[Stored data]
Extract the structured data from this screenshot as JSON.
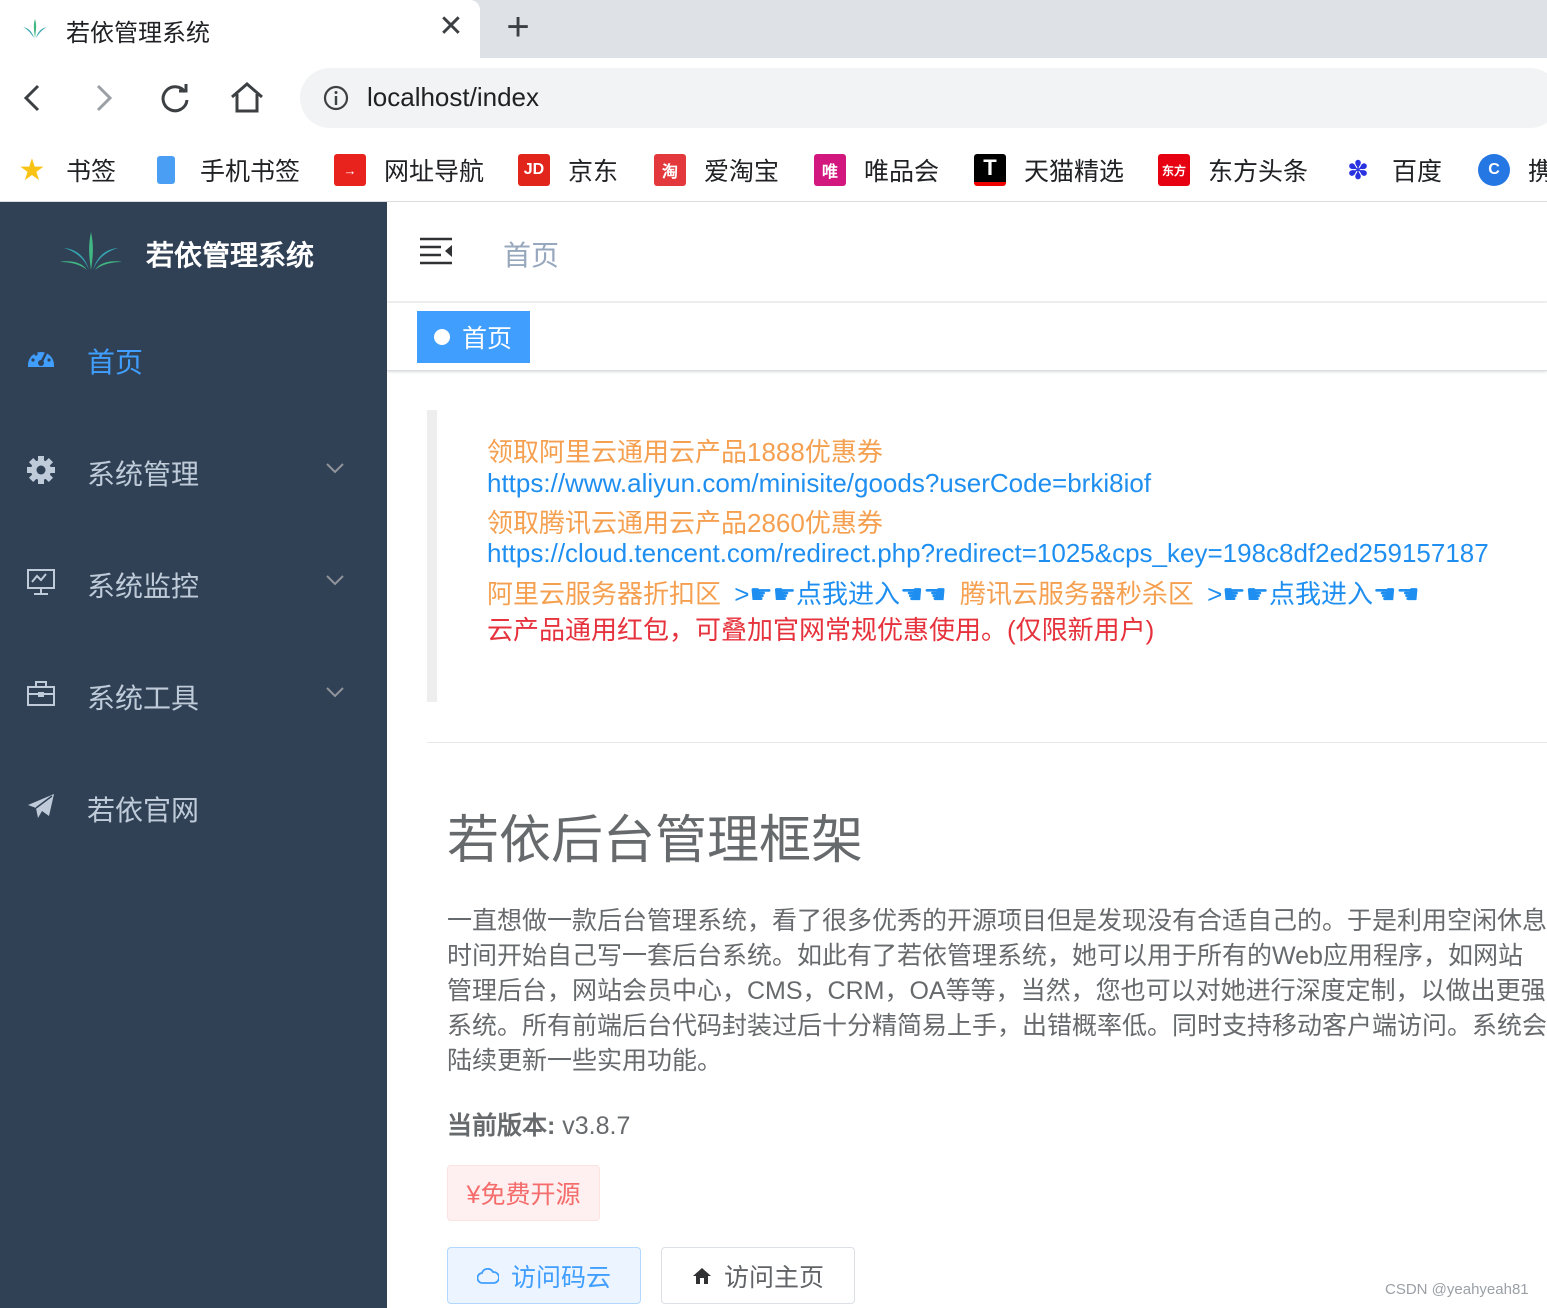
{
  "browser": {
    "tab_title": "若依管理系统",
    "url": "localhost/index",
    "bookmarks": [
      {
        "label": "书签",
        "icon": "star-icon"
      },
      {
        "label": "手机书签",
        "icon": "phone-icon"
      },
      {
        "label": "网址导航",
        "icon": "nav-site-icon"
      },
      {
        "label": "京东",
        "icon": "jd-icon"
      },
      {
        "label": "爱淘宝",
        "icon": "taobao-icon"
      },
      {
        "label": "唯品会",
        "icon": "vip-icon"
      },
      {
        "label": "天猫精选",
        "icon": "tmall-icon"
      },
      {
        "label": "东方头条",
        "icon": "dongfang-icon"
      },
      {
        "label": "百度",
        "icon": "baidu-icon"
      },
      {
        "label": "携",
        "icon": "ctrip-icon"
      }
    ]
  },
  "sidebar": {
    "title": "若依管理系统",
    "items": [
      {
        "label": "首页",
        "icon": "dashboard-icon",
        "active": true
      },
      {
        "label": "系统管理",
        "icon": "gear-icon"
      },
      {
        "label": "系统监控",
        "icon": "monitor-icon"
      },
      {
        "label": "系统工具",
        "icon": "toolbox-icon"
      },
      {
        "label": "若依官网",
        "icon": "paper-plane-icon"
      }
    ]
  },
  "header": {
    "breadcrumb": "首页",
    "active_tag": "首页"
  },
  "promo": {
    "aliyun_title": "领取阿里云通用云产品1888优惠券",
    "aliyun_url": "https://www.aliyun.com/minisite/goods?userCode=brki8iof",
    "tencent_title": "领取腾讯云通用云产品2860优惠券",
    "tencent_url": "https://cloud.tencent.com/redirect.php?redirect=1025&cps_key=198c8df2ed259157187",
    "aliyun_zone": "阿里云服务器折扣区",
    "aliyun_enter": ">☛☛点我进入☚☚",
    "tencent_zone": "腾讯云服务器秒杀区",
    "tencent_enter": ">☛☛点我进入☚☚",
    "notice": "云产品通用红包，可叠加官网常规优惠使用。(仅限新用户)"
  },
  "framework": {
    "title": "若依后台管理框架",
    "description": "一直想做一款后台管理系统，看了很多优秀的开源项目但是发现没有合适自己的。于是利用空闲休息时间开始自己写一套后台系统。如此有了若依管理系统，她可以用于所有的Web应用程序，如网站管理后台，网站会员中心，CMS，CRM，OA等等，当然，您也可以对她进行深度定制，以做出更强系统。所有前端后台代码封装过后十分精简易上手，出错概率低。同时支持移动客户端访问。系统会陆续更新一些实用功能。",
    "version_label": "当前版本:",
    "version_value": " v3.8.7",
    "free_tag": "¥免费开源",
    "gitee_button": "访问码云",
    "home_button": "访问主页"
  },
  "watermark": "CSDN @yeahyeah81",
  "colors": {
    "sidebar_bg": "#304156",
    "accent": "#409eff",
    "orange": "#f5a050",
    "link_blue": "#1e8ff0",
    "red": "#e6323c"
  }
}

> Problem to work on:
Check each line of the records for "点我进入" and copy the ones that contain it.

> Answer to this problem:
    "aliyun_enter": ">☛☛点我进入☚☚",
    "tencent_enter": ">☛☛点我进入☚☚",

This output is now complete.